[WHAT TO DO]:
Copy out all the lines where "shore" shows up.

** Start SUPPLIED MATERIAL **

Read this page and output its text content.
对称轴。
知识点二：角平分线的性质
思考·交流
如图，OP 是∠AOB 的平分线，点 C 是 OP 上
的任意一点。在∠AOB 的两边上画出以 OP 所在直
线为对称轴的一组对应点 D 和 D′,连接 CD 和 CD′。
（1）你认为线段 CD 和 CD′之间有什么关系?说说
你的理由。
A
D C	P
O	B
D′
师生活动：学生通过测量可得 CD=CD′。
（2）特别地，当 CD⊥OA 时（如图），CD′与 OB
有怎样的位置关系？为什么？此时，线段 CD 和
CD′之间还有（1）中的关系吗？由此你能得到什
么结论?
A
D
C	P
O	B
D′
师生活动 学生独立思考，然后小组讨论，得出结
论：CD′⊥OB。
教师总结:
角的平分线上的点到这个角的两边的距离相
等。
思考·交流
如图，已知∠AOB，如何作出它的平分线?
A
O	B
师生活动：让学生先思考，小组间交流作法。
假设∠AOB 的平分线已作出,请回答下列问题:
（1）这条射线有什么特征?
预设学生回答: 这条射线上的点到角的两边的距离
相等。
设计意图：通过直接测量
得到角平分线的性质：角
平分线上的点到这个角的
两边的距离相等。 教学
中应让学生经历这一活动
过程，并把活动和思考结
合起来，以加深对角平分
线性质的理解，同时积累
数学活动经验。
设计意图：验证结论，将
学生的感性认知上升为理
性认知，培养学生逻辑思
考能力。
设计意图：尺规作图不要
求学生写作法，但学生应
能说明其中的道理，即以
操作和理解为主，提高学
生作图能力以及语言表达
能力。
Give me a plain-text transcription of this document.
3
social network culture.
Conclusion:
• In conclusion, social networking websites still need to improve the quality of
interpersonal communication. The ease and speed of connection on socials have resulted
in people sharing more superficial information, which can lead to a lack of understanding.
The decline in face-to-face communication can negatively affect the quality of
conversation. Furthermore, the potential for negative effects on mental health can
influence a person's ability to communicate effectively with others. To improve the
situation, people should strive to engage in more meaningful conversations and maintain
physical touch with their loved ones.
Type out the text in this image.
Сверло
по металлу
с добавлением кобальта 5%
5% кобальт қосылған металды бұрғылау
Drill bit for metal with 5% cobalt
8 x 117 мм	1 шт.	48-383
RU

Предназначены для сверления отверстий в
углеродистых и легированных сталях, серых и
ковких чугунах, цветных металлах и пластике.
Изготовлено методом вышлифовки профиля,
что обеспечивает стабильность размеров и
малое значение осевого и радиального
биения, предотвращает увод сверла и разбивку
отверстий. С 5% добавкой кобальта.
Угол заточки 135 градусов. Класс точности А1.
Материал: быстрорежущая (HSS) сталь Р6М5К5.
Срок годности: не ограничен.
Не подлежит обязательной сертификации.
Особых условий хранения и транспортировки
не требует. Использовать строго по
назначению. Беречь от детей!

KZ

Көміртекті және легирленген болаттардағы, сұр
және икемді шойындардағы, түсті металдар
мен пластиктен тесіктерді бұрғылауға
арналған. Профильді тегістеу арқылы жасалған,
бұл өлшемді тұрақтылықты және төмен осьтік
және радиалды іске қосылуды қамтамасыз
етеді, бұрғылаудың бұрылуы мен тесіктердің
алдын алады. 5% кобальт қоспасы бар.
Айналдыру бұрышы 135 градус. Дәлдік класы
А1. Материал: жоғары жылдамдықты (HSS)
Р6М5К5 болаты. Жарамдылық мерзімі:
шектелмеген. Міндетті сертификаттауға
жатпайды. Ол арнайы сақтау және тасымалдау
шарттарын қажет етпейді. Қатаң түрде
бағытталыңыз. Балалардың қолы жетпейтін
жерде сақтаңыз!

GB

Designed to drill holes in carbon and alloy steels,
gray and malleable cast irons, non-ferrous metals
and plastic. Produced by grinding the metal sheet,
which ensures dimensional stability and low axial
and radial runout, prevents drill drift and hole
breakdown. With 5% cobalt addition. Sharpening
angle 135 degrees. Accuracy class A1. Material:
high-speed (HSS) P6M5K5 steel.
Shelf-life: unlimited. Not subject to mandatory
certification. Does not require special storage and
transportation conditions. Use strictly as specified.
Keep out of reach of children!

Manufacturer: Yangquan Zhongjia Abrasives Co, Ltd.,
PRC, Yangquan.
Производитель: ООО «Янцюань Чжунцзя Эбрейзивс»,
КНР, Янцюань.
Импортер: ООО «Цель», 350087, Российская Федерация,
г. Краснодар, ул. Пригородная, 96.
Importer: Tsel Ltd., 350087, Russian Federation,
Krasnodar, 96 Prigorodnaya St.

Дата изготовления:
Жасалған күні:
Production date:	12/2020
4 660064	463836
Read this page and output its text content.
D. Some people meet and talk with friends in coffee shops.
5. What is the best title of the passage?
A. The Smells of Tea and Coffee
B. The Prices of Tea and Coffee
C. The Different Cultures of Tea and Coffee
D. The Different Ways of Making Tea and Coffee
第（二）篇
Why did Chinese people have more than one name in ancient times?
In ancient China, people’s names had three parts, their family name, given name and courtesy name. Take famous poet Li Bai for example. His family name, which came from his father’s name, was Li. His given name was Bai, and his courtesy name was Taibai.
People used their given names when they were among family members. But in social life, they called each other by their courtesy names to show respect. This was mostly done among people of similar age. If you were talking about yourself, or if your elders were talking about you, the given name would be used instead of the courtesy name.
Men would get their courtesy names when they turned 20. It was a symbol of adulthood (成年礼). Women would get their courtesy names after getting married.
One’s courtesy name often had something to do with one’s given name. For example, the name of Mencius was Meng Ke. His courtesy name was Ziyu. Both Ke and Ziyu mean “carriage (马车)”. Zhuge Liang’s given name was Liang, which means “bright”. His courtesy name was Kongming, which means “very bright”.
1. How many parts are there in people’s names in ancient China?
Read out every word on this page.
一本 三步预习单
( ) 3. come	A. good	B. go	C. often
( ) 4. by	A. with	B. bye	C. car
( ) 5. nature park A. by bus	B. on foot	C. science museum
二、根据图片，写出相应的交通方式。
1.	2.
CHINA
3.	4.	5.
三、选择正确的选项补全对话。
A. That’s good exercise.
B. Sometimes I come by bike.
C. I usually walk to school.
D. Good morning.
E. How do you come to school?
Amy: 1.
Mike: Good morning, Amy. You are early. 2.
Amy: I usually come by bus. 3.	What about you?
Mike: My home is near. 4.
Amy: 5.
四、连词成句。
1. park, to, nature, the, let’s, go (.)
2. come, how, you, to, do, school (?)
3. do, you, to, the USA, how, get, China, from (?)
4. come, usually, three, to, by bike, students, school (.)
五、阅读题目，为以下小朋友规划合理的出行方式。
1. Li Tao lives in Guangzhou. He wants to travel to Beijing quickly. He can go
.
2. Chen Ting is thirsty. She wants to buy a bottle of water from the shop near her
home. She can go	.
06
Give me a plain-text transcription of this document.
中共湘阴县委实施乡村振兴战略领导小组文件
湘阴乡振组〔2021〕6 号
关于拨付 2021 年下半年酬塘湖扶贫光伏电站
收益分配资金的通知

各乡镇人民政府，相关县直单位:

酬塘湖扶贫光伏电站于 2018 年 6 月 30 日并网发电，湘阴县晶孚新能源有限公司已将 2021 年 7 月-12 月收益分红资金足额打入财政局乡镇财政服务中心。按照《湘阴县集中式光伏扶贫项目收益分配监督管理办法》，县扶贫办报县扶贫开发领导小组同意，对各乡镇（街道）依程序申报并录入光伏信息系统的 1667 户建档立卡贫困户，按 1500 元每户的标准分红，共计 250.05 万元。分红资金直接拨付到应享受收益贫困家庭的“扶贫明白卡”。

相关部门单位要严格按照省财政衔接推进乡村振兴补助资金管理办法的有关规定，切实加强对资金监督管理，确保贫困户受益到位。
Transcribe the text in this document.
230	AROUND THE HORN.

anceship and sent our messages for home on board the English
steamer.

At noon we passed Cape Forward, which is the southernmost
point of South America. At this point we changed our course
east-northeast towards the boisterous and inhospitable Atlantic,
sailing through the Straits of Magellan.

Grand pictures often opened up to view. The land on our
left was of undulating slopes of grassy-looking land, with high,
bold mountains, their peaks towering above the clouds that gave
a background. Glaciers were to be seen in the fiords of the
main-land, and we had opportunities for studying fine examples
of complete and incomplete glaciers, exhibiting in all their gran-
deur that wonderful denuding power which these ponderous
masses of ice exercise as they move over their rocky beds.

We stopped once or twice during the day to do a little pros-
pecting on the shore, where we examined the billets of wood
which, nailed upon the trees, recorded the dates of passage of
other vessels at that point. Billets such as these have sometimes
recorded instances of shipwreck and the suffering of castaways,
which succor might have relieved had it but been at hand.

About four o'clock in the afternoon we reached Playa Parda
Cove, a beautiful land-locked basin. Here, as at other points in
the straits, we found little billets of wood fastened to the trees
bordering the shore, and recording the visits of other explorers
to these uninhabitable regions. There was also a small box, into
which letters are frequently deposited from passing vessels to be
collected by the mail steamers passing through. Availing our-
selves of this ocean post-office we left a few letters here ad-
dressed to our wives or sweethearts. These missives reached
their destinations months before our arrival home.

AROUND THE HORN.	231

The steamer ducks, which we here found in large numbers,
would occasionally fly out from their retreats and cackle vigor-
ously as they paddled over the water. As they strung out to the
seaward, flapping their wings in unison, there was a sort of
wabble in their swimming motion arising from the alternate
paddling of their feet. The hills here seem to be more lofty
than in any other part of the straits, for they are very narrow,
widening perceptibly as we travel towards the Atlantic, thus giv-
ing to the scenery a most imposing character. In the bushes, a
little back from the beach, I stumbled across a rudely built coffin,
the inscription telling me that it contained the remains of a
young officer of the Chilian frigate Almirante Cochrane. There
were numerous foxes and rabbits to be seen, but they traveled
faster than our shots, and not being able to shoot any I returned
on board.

** End SUPPLIED MATERIAL **

[ANSWER]:
pecting on the shore, where we examined the billets of wood
bordering the shore, and recording the visits of other explorers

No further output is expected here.